REQUIREMENTS :: Reproduce the entries exactly.

Chart and figure data:
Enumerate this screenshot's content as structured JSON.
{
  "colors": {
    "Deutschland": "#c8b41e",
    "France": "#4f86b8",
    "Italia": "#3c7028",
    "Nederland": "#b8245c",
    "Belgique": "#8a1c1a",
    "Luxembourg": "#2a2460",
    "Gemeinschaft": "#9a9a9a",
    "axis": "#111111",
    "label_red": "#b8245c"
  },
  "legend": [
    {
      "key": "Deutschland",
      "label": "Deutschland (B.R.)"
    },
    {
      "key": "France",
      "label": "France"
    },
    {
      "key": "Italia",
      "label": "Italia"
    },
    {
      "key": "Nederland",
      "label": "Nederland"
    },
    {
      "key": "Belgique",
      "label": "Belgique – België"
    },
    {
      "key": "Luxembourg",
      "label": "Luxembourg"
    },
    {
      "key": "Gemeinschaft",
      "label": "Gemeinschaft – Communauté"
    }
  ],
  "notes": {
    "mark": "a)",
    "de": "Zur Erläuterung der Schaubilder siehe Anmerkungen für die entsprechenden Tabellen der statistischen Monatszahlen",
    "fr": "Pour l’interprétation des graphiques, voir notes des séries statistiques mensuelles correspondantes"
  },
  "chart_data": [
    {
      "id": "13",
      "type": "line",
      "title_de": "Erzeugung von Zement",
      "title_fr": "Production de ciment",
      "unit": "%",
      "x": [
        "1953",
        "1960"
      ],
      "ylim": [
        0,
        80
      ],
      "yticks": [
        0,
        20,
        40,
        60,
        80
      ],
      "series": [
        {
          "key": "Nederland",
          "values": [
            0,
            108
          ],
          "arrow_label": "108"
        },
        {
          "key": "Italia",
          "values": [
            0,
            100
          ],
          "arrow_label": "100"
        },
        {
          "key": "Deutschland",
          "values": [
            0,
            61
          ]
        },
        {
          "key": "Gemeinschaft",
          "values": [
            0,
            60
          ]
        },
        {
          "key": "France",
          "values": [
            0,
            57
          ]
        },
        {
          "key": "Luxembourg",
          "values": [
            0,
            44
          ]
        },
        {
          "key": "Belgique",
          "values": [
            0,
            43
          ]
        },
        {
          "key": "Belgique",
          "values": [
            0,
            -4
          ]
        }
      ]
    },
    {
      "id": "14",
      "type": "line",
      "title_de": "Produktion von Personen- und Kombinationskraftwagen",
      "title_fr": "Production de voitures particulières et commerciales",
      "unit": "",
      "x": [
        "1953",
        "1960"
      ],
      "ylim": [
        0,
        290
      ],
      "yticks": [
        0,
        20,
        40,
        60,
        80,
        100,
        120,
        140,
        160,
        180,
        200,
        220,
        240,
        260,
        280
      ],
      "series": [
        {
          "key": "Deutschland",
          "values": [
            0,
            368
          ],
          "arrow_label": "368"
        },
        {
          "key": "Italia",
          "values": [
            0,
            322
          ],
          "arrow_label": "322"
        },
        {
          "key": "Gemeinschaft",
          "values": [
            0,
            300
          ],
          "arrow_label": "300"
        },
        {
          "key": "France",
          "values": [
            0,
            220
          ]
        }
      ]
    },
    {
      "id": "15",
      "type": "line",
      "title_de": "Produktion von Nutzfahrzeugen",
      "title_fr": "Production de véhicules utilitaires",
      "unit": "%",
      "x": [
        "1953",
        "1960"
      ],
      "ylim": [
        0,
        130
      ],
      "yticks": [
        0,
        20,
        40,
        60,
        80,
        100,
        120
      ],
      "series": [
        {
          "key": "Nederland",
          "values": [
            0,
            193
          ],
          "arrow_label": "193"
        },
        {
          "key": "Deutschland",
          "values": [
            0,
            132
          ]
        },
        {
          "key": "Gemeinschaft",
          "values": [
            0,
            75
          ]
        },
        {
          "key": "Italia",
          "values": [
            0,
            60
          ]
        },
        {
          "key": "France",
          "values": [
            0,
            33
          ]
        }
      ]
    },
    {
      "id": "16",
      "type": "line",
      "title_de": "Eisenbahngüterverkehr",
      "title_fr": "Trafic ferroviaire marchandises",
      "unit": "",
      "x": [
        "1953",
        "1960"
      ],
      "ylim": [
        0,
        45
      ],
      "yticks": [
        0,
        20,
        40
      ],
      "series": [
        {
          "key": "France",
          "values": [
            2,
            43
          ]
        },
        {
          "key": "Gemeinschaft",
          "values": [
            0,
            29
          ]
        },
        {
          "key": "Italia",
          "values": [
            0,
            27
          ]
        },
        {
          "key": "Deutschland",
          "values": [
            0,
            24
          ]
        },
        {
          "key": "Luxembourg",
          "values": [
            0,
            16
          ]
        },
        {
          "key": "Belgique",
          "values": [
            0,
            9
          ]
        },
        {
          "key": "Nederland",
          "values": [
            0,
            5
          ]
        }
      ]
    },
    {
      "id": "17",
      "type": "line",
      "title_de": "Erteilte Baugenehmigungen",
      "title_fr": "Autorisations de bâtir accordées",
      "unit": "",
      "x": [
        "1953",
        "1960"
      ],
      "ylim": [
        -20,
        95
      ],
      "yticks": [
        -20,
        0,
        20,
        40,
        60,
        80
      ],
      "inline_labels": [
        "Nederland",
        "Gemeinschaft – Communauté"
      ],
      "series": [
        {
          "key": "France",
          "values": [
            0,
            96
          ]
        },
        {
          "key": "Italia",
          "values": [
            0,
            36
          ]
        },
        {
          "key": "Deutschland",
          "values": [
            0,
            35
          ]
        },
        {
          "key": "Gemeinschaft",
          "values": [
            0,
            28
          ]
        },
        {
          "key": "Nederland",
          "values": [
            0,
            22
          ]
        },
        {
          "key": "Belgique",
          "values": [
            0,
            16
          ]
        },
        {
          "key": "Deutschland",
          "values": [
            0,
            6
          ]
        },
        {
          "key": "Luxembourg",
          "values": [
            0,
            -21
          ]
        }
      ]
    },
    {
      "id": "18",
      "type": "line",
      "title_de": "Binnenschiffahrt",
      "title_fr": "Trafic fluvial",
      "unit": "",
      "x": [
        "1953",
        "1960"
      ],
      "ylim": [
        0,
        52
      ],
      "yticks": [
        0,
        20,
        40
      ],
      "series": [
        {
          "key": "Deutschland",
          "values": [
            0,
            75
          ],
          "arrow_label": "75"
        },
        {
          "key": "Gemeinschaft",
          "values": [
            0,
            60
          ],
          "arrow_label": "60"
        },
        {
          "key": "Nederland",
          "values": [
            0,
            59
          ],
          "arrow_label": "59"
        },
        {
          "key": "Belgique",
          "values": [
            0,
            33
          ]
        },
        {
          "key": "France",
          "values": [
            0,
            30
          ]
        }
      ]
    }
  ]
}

FULL SOLUTION ::
Enumerate this screenshot's content as structured JSON.
{
  "colors": {
    "Deutschland": "#c8b41e",
    "France": "#4f86b8",
    "Italia": "#3c7028",
    "Nederland": "#b8245c",
    "Belgique": "#8a1c1a",
    "Luxembourg": "#2a2460",
    "Gemeinschaft": "#9a9a9a",
    "axis": "#111111",
    "label_red": "#b8245c"
  },
  "legend": [
    {
      "key": "Deutschland",
      "label": "Deutschland (B.R.)"
    },
    {
      "key": "France",
      "label": "France"
    },
    {
      "key": "Italia",
      "label": "Italia"
    },
    {
      "key": "Nederland",
      "label": "Nederland"
    },
    {
      "key": "Belgique",
      "label": "Belgique – België"
    },
    {
      "key": "Luxembourg",
      "label": "Luxembourg"
    },
    {
      "key": "Gemeinschaft",
      "label": "Gemeinschaft – Communauté"
    }
  ],
  "notes": {
    "mark": "a)",
    "de": "Zur Erläuterung der Schaubilder siehe Anmerkungen für die entsprechenden Tabellen der statistischen Monatszahlen",
    "fr": "Pour l’interprétation des graphiques, voir notes des séries statistiques mensuelles correspondantes"
  },
  "chart_data": [
    {
      "id": "13",
      "type": "line",
      "title_de": "Erzeugung von Zement",
      "title_fr": "Production de ciment",
      "unit": "%",
      "x": [
        "1953",
        "1960"
      ],
      "ylim": [
        0,
        80
      ],
      "yticks": [
        0,
        20,
        40,
        60,
        80
      ],
      "series": [
        {
          "key": "Nederland",
          "values": [
            0,
            108
          ],
          "arrow_label": "108"
        },
        {
          "key": "Italia",
          "values": [
            0,
            100
          ],
          "arrow_label": "100"
        },
        {
          "key": "Deutschland",
          "values": [
            0,
            61
          ]
        },
        {
          "key": "Gemeinschaft",
          "values": [
            0,
            60
          ]
        },
        {
          "key": "France",
          "values": [
            0,
            57
          ]
        },
        {
          "key": "Luxembourg",
          "values": [
            0,
            44
          ]
        },
        {
          "key": "Belgique",
          "values": [
            0,
            43
          ]
        },
        {
          "key": "Belgique",
          "values": [
            0,
            -4
          ]
        }
      ]
    },
    {
      "id": "14",
      "type": "line",
      "title_de": "Produktion von Personen- und Kombinationskraftwagen",
      "title_fr": "Production de voitures particulières et commerciales",
      "unit": "",
      "x": [
        "1953",
        "1960"
      ],
      "ylim": [
        0,
        290
      ],
      "yticks": [
        0,
        20,
        40,
        60,
        80,
        100,
        120,
        140,
        160,
        180,
        200,
        220,
        240,
        260,
        280
      ],
      "series": [
        {
          "key": "Deutschland",
          "values": [
            0,
            368
          ],
          "arrow_label": "368"
        },
        {
          "key": "Italia",
          "values": [
            0,
            322
          ],
          "arrow_label": "322"
        },
        {
          "key": "Gemeinschaft",
          "values": [
            0,
            300
          ],
          "arrow_label": "300"
        },
        {
          "key": "France",
          "values": [
            0,
            220
          ]
        }
      ]
    },
    {
      "id": "15",
      "type": "line",
      "title_de": "Produktion von Nutzfahrzeugen",
      "title_fr": "Production de véhicules utilitaires",
      "unit": "%",
      "x": [
        "1953",
        "1960"
      ],
      "ylim": [
        0,
        130
      ],
      "yticks": [
        0,
        20,
        40,
        60,
        80,
        100,
        120
      ],
      "series": [
        {
          "key": "Nederland",
          "values": [
            0,
            193
          ],
          "arrow_label": "193"
        },
        {
          "key": "Deutschland",
          "values": [
            0,
            132
          ]
        },
        {
          "key": "Gemeinschaft",
          "values": [
            0,
            75
          ]
        },
        {
          "key": "Italia",
          "values": [
            0,
            60
          ]
        },
        {
          "key": "France",
          "values": [
            0,
            33
          ]
        }
      ]
    },
    {
      "id": "16",
      "type": "line",
      "title_de": "Eisenbahngüterverkehr",
      "title_fr": "Trafic ferroviaire marchandises",
      "unit": "",
      "x": [
        "1953",
        "1960"
      ],
      "ylim": [
        0,
        45
      ],
      "yticks": [
        0,
        20,
        40
      ],
      "series": [
        {
          "key": "France",
          "values": [
            2,
            43
          ]
        },
        {
          "key": "Gemeinschaft",
          "values": [
            0,
            29
          ]
        },
        {
          "key": "Italia",
          "values": [
            0,
            27
          ]
        },
        {
          "key": "Deutschland",
          "values": [
            0,
            24
          ]
        },
        {
          "key": "Luxembourg",
          "values": [
            0,
            16
          ]
        },
        {
          "key": "Belgique",
          "values": [
            0,
            9
          ]
        },
        {
          "key": "Nederland",
          "values": [
            0,
            5
          ]
        }
      ]
    },
    {
      "id": "17",
      "type": "line",
      "title_de": "Erteilte Baugenehmigungen",
      "title_fr": "Autorisations de bâtir accordées",
      "unit": "",
      "x": [
        "1953",
        "1960"
      ],
      "ylim": [
        -20,
        95
      ],
      "yticks": [
        -20,
        0,
        20,
        40,
        60,
        80
      ],
      "inline_labels": [
        "Nederland",
        "Gemeinschaft – Communauté"
      ],
      "series": [
        {
          "key": "France",
          "values": [
            0,
            96
          ]
        },
        {
          "key": "Italia",
          "values": [
            0,
            36
          ]
        },
        {
          "key": "Deutschland",
          "values": [
            0,
            35
          ]
        },
        {
          "key": "Gemeinschaft",
          "values": [
            0,
            28
          ]
        },
        {
          "key": "Nederland",
          "values": [
            0,
            22
          ]
        },
        {
          "key": "Belgique",
          "values": [
            0,
            16
          ]
        },
        {
          "key": "Deutschland",
          "values": [
            0,
            6
          ]
        },
        {
          "key": "Luxembourg",
          "values": [
            0,
            -21
          ]
        }
      ]
    },
    {
      "id": "18",
      "type": "line",
      "title_de": "Binnenschiffahrt",
      "title_fr": "Trafic fluvial",
      "unit": "",
      "x": [
        "1953",
        "1960"
      ],
      "ylim": [
        0,
        52
      ],
      "yticks": [
        0,
        20,
        40
      ],
      "series": [
        {
          "key": "Deutschland",
          "values": [
            0,
            75
          ],
          "arrow_label": "75"
        },
        {
          "key": "Gemeinschaft",
          "values": [
            0,
            60
          ],
          "arrow_label": "60"
        },
        {
          "key": "Nederland",
          "values": [
            0,
            59
          ],
          "arrow_label": "59"
        },
        {
          "key": "Belgique",
          "values": [
            0,
            33
          ]
        },
        {
          "key": "France",
          "values": [
            0,
            30
          ]
        }
      ]
    }
  ]
}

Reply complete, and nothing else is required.